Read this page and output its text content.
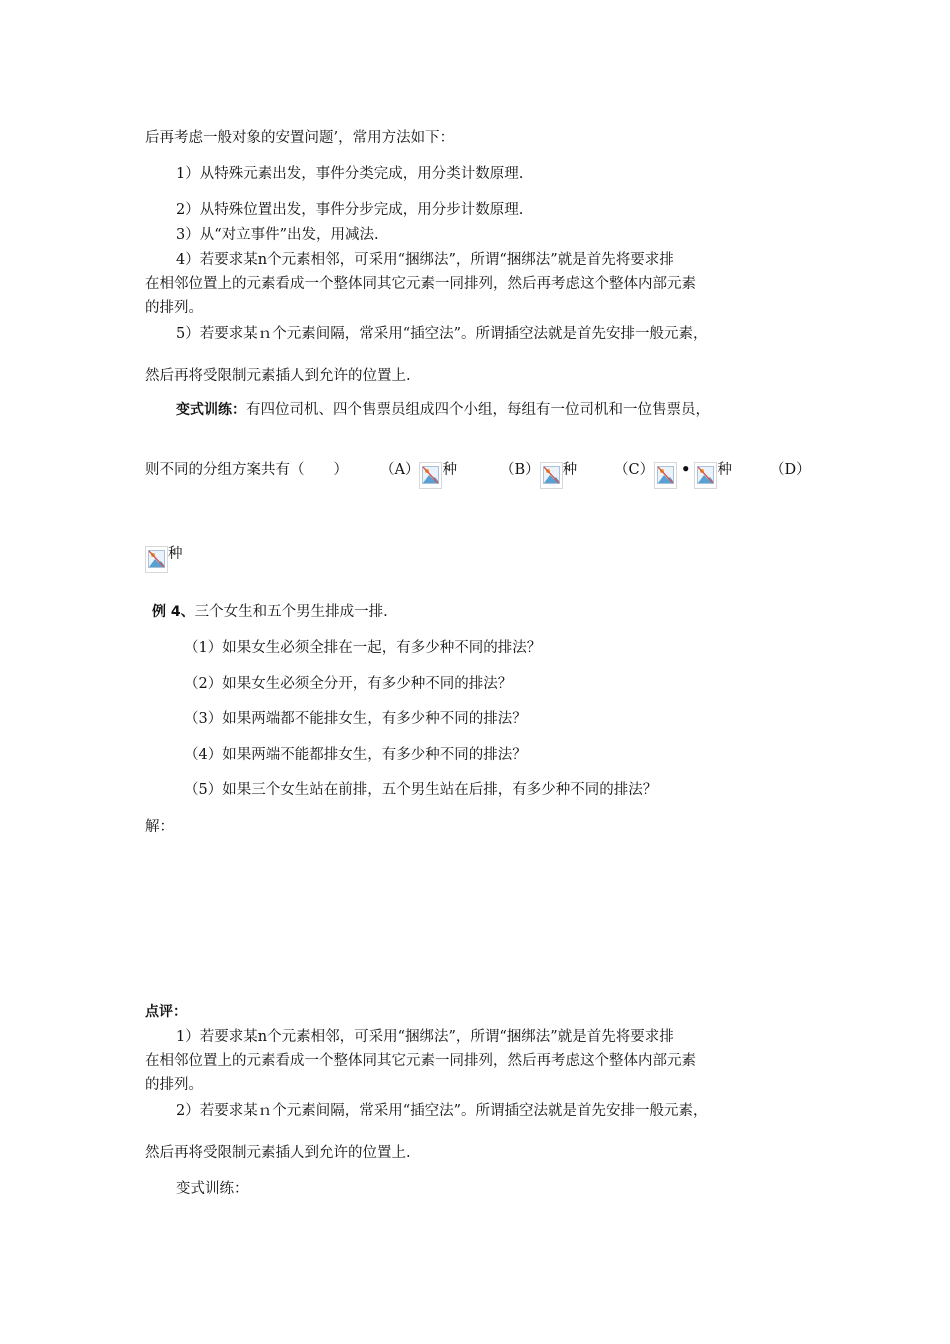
后再考虑一般对象的安置问题’，常用方法如下：
1）从特殊元素出发，事件分类完成，用分类计数原理.
2）从特殊位置出发，事件分步完成，用分步计数原理.
3）从“对立事件”出发，用减法.
4）若要求某n个元素相邻，可采用“捆绑法”，所谓“捆绑法”就是首先将要求排
在相邻位置上的元素看成一个整体同其它元素一同排列，然后再考虑这个整体内部元素
的排列。
5）若要求某ｎ个元素间隔，常采用“插空法”。所谓插空法就是首先安排一般元素，
然后再将受限制元素插人到允许的位置上.
变式训练：有四位司机、四个售票员组成四个小组，每组有一位司机和一位售票员，
则不同的分组方案共有（　　） （A） 种	（B） 种	（C） • 种	（D）
种
例 4、三个女生和五个男生排成一排.
（1）如果女生必须全排在一起，有多少种不同的排法？
（2）如果女生必须全分开，有多少种不同的排法？
（3）如果两端都不能排女生，有多少种不同的排法？
（4）如果两端不能都排女生，有多少种不同的排法？
（5）如果三个女生站在前排，五个男生站在后排，有多少种不同的排法？
解：
点评：
1）若要求某n个元素相邻，可采用“捆绑法”，所谓“捆绑法”就是首先将要求排
在相邻位置上的元素看成一个整体同其它元素一同排列，然后再考虑这个整体内部元素
的排列。
2）若要求某ｎ个元素间隔，常采用“插空法”。所谓插空法就是首先安排一般元素，
然后再将受限制元素插人到允许的位置上.
变式训练：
• • • • • • •
* [WORK INSTRUCTIONS] Only the count is needed: the number of lines in the data that include the word "就是首先将要求排".

* [EXERCISE OUTPUT] 2